> _Stated exercise_: The listing below should be written out exactly; please include all of it.

[Recorded data]
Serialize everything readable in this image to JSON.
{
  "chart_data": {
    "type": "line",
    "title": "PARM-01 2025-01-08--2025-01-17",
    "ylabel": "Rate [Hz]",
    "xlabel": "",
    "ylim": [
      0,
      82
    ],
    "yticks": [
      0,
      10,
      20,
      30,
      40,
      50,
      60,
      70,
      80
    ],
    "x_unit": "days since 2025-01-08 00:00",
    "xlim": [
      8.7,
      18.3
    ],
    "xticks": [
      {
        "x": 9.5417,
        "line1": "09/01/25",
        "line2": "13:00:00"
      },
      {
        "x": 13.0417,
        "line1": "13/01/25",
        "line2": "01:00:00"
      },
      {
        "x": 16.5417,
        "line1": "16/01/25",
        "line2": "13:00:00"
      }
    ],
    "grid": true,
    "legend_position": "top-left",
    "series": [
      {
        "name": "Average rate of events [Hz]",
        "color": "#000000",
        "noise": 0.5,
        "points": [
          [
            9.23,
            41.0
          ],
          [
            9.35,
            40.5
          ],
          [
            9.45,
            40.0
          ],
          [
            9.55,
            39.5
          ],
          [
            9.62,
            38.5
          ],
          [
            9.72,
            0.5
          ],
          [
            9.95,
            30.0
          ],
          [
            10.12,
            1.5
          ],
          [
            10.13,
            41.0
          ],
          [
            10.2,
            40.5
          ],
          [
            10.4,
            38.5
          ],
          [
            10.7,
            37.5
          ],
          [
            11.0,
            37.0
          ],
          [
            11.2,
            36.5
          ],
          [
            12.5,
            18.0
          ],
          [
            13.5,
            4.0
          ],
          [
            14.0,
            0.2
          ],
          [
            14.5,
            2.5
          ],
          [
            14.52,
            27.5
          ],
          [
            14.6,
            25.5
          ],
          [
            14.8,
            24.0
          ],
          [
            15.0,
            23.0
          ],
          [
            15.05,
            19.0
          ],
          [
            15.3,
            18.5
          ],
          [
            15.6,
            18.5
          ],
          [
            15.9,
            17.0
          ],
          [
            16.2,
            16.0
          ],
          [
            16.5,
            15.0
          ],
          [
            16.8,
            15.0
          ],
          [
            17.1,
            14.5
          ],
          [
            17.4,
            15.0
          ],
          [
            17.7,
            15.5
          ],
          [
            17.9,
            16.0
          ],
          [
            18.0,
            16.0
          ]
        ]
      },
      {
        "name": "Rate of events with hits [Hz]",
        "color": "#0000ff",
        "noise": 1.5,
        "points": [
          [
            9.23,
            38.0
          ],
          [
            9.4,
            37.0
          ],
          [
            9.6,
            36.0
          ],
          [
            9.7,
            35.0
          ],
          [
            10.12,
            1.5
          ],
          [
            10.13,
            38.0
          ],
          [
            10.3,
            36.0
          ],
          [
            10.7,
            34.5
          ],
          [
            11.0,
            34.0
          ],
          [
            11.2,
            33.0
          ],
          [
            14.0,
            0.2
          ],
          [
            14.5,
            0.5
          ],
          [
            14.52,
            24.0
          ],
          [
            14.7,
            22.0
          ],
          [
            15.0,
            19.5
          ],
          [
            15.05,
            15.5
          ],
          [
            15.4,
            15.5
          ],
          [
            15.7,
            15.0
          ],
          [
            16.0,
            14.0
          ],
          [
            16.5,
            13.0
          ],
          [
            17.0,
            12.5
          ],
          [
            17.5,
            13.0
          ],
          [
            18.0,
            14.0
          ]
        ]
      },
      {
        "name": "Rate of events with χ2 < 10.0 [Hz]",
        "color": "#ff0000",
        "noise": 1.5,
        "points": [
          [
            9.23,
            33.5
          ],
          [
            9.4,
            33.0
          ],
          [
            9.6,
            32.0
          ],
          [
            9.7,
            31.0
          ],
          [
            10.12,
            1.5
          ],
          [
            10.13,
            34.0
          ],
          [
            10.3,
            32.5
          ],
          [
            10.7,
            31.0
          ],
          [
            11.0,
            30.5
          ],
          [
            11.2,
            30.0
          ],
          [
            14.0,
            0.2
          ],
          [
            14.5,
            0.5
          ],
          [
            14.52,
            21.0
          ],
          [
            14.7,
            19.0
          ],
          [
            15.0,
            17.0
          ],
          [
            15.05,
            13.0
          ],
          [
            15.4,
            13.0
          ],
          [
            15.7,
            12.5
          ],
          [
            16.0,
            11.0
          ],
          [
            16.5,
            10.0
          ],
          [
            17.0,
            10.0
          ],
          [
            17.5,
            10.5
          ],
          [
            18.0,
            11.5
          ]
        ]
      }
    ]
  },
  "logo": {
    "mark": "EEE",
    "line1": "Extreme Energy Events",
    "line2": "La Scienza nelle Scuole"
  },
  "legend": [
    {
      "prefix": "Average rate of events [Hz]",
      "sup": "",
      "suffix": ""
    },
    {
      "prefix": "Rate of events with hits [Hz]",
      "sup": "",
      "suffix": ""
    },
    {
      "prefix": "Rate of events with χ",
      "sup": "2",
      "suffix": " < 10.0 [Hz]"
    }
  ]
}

> _Expected answer_:
Serialize everything readable in this image to JSON.
{
  "chart_data": {
    "type": "line",
    "title": "PARM-01 2025-01-08--2025-01-17",
    "ylabel": "Rate [Hz]",
    "xlabel": "",
    "ylim": [
      0,
      82
    ],
    "yticks": [
      0,
      10,
      20,
      30,
      40,
      50,
      60,
      70,
      80
    ],
    "x_unit": "days since 2025-01-08 00:00",
    "xlim": [
      8.7,
      18.3
    ],
    "xticks": [
      {
        "x": 9.5417,
        "line1": "09/01/25",
        "line2": "13:00:00"
      },
      {
        "x": 13.0417,
        "line1": "13/01/25",
        "line2": "01:00:00"
      },
      {
        "x": 16.5417,
        "line1": "16/01/25",
        "line2": "13:00:00"
      }
    ],
    "grid": true,
    "legend_position": "top-left",
    "series": [
      {
        "name": "Average rate of events [Hz]",
        "color": "#000000",
        "noise": 0.5,
        "points": [
          [
            9.23,
            41.0
          ],
          [
            9.35,
            40.5
          ],
          [
            9.45,
            40.0
          ],
          [
            9.55,
            39.5
          ],
          [
            9.62,
            38.5
          ],
          [
            9.72,
            0.5
          ],
          [
            9.95,
            30.0
          ],
          [
            10.12,
            1.5
          ],
          [
            10.13,
            41.0
          ],
          [
            10.2,
            40.5
          ],
          [
            10.4,
            38.5
          ],
          [
            10.7,
            37.5
          ],
          [
            11.0,
            37.0
          ],
          [
            11.2,
            36.5
          ],
          [
            12.5,
            18.0
          ],
          [
            13.5,
            4.0
          ],
          [
            14.0,
            0.2
          ],
          [
            14.5,
            2.5
          ],
          [
            14.52,
            27.5
          ],
          [
            14.6,
            25.5
          ],
          [
            14.8,
            24.0
          ],
          [
            15.0,
            23.0
          ],
          [
            15.05,
            19.0
          ],
          [
            15.3,
            18.5
          ],
          [
            15.6,
            18.5
          ],
          [
            15.9,
            17.0
          ],
          [
            16.2,
            16.0
          ],
          [
            16.5,
            15.0
          ],
          [
            16.8,
            15.0
          ],
          [
            17.1,
            14.5
          ],
          [
            17.4,
            15.0
          ],
          [
            17.7,
            15.5
          ],
          [
            17.9,
            16.0
          ],
          [
            18.0,
            16.0
          ]
        ]
      },
      {
        "name": "Rate of events with hits [Hz]",
        "color": "#0000ff",
        "noise": 1.5,
        "points": [
          [
            9.23,
            38.0
          ],
          [
            9.4,
            37.0
          ],
          [
            9.6,
            36.0
          ],
          [
            9.7,
            35.0
          ],
          [
            10.12,
            1.5
          ],
          [
            10.13,
            38.0
          ],
          [
            10.3,
            36.0
          ],
          [
            10.7,
            34.5
          ],
          [
            11.0,
            34.0
          ],
          [
            11.2,
            33.0
          ],
          [
            14.0,
            0.2
          ],
          [
            14.5,
            0.5
          ],
          [
            14.52,
            24.0
          ],
          [
            14.7,
            22.0
          ],
          [
            15.0,
            19.5
          ],
          [
            15.05,
            15.5
          ],
          [
            15.4,
            15.5
          ],
          [
            15.7,
            15.0
          ],
          [
            16.0,
            14.0
          ],
          [
            16.5,
            13.0
          ],
          [
            17.0,
            12.5
          ],
          [
            17.5,
            13.0
          ],
          [
            18.0,
            14.0
          ]
        ]
      },
      {
        "name": "Rate of events with χ2 < 10.0 [Hz]",
        "color": "#ff0000",
        "noise": 1.5,
        "points": [
          [
            9.23,
            33.5
          ],
          [
            9.4,
            33.0
          ],
          [
            9.6,
            32.0
          ],
          [
            9.7,
            31.0
          ],
          [
            10.12,
            1.5
          ],
          [
            10.13,
            34.0
          ],
          [
            10.3,
            32.5
          ],
          [
            10.7,
            31.0
          ],
          [
            11.0,
            30.5
          ],
          [
            11.2,
            30.0
          ],
          [
            14.0,
            0.2
          ],
          [
            14.5,
            0.5
          ],
          [
            14.52,
            21.0
          ],
          [
            14.7,
            19.0
          ],
          [
            15.0,
            17.0
          ],
          [
            15.05,
            13.0
          ],
          [
            15.4,
            13.0
          ],
          [
            15.7,
            12.5
          ],
          [
            16.0,
            11.0
          ],
          [
            16.5,
            10.0
          ],
          [
            17.0,
            10.0
          ],
          [
            17.5,
            10.5
          ],
          [
            18.0,
            11.5
          ]
        ]
      }
    ]
  },
  "logo": {
    "mark": "EEE",
    "line1": "Extreme Energy Events",
    "line2": "La Scienza nelle Scuole"
  },
  "legend": [
    {
      "prefix": "Average rate of events [Hz]",
      "sup": "",
      "suffix": ""
    },
    {
      "prefix": "Rate of events with hits [Hz]",
      "sup": "",
      "suffix": ""
    },
    {
      "prefix": "Rate of events with χ",
      "sup": "2",
      "suffix": " < 10.0 [Hz]"
    }
  ]
}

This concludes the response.